__TO BE DONE__.
Below are some records: retype them all exactly, but not the pictures.

Dataset rows about figures:
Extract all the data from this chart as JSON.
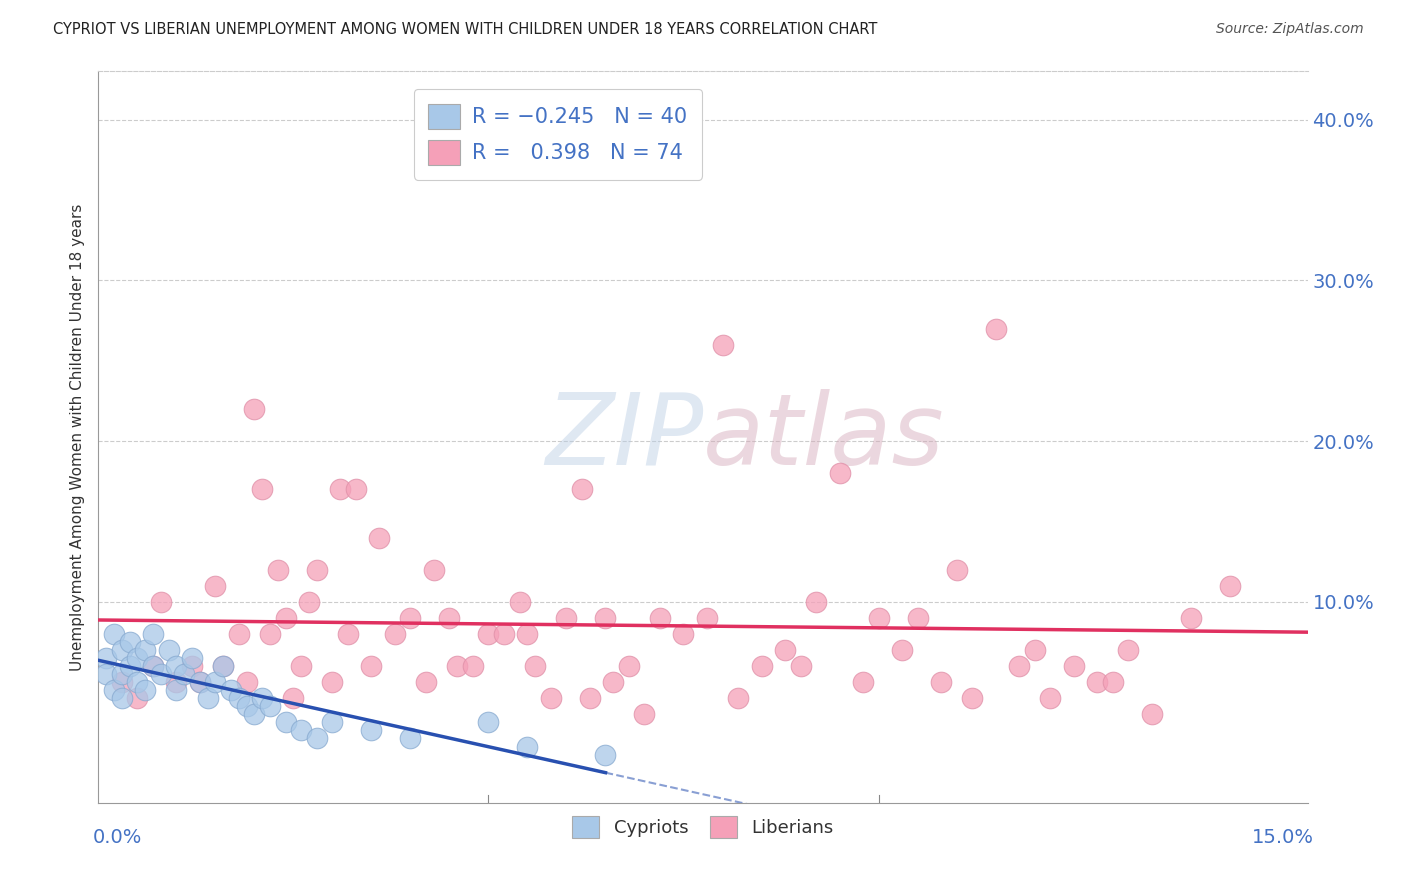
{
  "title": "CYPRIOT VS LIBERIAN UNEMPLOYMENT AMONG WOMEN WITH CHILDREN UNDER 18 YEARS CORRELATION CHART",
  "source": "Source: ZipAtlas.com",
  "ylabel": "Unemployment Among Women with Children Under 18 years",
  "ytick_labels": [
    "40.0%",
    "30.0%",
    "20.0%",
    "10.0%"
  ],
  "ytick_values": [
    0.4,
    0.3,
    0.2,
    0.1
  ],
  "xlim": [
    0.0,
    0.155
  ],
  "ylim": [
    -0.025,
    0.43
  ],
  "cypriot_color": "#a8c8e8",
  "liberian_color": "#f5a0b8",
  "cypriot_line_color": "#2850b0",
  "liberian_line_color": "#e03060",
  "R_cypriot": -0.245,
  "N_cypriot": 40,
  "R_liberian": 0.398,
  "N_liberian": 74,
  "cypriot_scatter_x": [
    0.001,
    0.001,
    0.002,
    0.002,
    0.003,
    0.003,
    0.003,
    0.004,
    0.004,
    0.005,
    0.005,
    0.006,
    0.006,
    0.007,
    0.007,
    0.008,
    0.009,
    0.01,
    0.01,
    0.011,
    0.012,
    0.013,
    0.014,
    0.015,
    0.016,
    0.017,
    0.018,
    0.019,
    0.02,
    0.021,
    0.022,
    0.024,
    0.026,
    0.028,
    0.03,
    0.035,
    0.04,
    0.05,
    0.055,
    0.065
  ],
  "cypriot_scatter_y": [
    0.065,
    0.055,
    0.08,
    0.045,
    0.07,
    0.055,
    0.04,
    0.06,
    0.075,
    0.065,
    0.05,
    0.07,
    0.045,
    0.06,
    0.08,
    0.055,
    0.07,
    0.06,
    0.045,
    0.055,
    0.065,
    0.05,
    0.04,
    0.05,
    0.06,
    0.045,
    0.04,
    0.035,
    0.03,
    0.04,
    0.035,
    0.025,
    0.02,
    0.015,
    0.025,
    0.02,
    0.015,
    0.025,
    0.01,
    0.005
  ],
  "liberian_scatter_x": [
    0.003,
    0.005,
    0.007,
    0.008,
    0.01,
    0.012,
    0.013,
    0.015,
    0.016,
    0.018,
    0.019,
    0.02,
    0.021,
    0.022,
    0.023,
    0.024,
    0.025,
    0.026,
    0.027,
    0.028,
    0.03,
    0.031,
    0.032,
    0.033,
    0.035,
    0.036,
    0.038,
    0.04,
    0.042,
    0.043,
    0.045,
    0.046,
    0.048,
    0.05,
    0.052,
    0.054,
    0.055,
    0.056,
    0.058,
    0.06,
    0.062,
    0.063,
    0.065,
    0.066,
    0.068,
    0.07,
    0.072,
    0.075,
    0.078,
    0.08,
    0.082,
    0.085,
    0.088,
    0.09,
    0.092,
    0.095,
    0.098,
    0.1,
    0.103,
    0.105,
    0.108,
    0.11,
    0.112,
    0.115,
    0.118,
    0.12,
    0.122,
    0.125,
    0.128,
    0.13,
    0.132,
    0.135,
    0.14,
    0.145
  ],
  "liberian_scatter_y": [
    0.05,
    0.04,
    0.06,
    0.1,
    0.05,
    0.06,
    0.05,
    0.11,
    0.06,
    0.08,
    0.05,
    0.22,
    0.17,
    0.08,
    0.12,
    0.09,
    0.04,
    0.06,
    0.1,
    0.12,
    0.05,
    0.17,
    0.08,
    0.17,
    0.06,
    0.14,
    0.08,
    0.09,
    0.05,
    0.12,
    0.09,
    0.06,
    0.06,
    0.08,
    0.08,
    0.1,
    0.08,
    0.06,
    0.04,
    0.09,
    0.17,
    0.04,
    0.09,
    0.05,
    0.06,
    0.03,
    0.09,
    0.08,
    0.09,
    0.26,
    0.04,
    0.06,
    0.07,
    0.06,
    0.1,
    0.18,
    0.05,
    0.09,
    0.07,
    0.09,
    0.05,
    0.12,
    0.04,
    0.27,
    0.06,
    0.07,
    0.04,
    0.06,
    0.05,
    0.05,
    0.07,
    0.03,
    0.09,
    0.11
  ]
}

__FINAL ANSWER__.
Extract all the data from this chart as JSON.
{
  "title": "CYPRIOT VS LIBERIAN UNEMPLOYMENT AMONG WOMEN WITH CHILDREN UNDER 18 YEARS CORRELATION CHART",
  "source": "Source: ZipAtlas.com",
  "ylabel": "Unemployment Among Women with Children Under 18 years",
  "ytick_labels": [
    "40.0%",
    "30.0%",
    "20.0%",
    "10.0%"
  ],
  "ytick_values": [
    0.4,
    0.3,
    0.2,
    0.1
  ],
  "xlim": [
    0.0,
    0.155
  ],
  "ylim": [
    -0.025,
    0.43
  ],
  "cypriot_color": "#a8c8e8",
  "liberian_color": "#f5a0b8",
  "cypriot_line_color": "#2850b0",
  "liberian_line_color": "#e03060",
  "R_cypriot": -0.245,
  "N_cypriot": 40,
  "R_liberian": 0.398,
  "N_liberian": 74,
  "cypriot_scatter_x": [
    0.001,
    0.001,
    0.002,
    0.002,
    0.003,
    0.003,
    0.003,
    0.004,
    0.004,
    0.005,
    0.005,
    0.006,
    0.006,
    0.007,
    0.007,
    0.008,
    0.009,
    0.01,
    0.01,
    0.011,
    0.012,
    0.013,
    0.014,
    0.015,
    0.016,
    0.017,
    0.018,
    0.019,
    0.02,
    0.021,
    0.022,
    0.024,
    0.026,
    0.028,
    0.03,
    0.035,
    0.04,
    0.05,
    0.055,
    0.065
  ],
  "cypriot_scatter_y": [
    0.065,
    0.055,
    0.08,
    0.045,
    0.07,
    0.055,
    0.04,
    0.06,
    0.075,
    0.065,
    0.05,
    0.07,
    0.045,
    0.06,
    0.08,
    0.055,
    0.07,
    0.06,
    0.045,
    0.055,
    0.065,
    0.05,
    0.04,
    0.05,
    0.06,
    0.045,
    0.04,
    0.035,
    0.03,
    0.04,
    0.035,
    0.025,
    0.02,
    0.015,
    0.025,
    0.02,
    0.015,
    0.025,
    0.01,
    0.005
  ],
  "liberian_scatter_x": [
    0.003,
    0.005,
    0.007,
    0.008,
    0.01,
    0.012,
    0.013,
    0.015,
    0.016,
    0.018,
    0.019,
    0.02,
    0.021,
    0.022,
    0.023,
    0.024,
    0.025,
    0.026,
    0.027,
    0.028,
    0.03,
    0.031,
    0.032,
    0.033,
    0.035,
    0.036,
    0.038,
    0.04,
    0.042,
    0.043,
    0.045,
    0.046,
    0.048,
    0.05,
    0.052,
    0.054,
    0.055,
    0.056,
    0.058,
    0.06,
    0.062,
    0.063,
    0.065,
    0.066,
    0.068,
    0.07,
    0.072,
    0.075,
    0.078,
    0.08,
    0.082,
    0.085,
    0.088,
    0.09,
    0.092,
    0.095,
    0.098,
    0.1,
    0.103,
    0.105,
    0.108,
    0.11,
    0.112,
    0.115,
    0.118,
    0.12,
    0.122,
    0.125,
    0.128,
    0.13,
    0.132,
    0.135,
    0.14,
    0.145
  ],
  "liberian_scatter_y": [
    0.05,
    0.04,
    0.06,
    0.1,
    0.05,
    0.06,
    0.05,
    0.11,
    0.06,
    0.08,
    0.05,
    0.22,
    0.17,
    0.08,
    0.12,
    0.09,
    0.04,
    0.06,
    0.1,
    0.12,
    0.05,
    0.17,
    0.08,
    0.17,
    0.06,
    0.14,
    0.08,
    0.09,
    0.05,
    0.12,
    0.09,
    0.06,
    0.06,
    0.08,
    0.08,
    0.1,
    0.08,
    0.06,
    0.04,
    0.09,
    0.17,
    0.04,
    0.09,
    0.05,
    0.06,
    0.03,
    0.09,
    0.08,
    0.09,
    0.26,
    0.04,
    0.06,
    0.07,
    0.06,
    0.1,
    0.18,
    0.05,
    0.09,
    0.07,
    0.09,
    0.05,
    0.12,
    0.04,
    0.27,
    0.06,
    0.07,
    0.04,
    0.06,
    0.05,
    0.05,
    0.07,
    0.03,
    0.09,
    0.11
  ]
}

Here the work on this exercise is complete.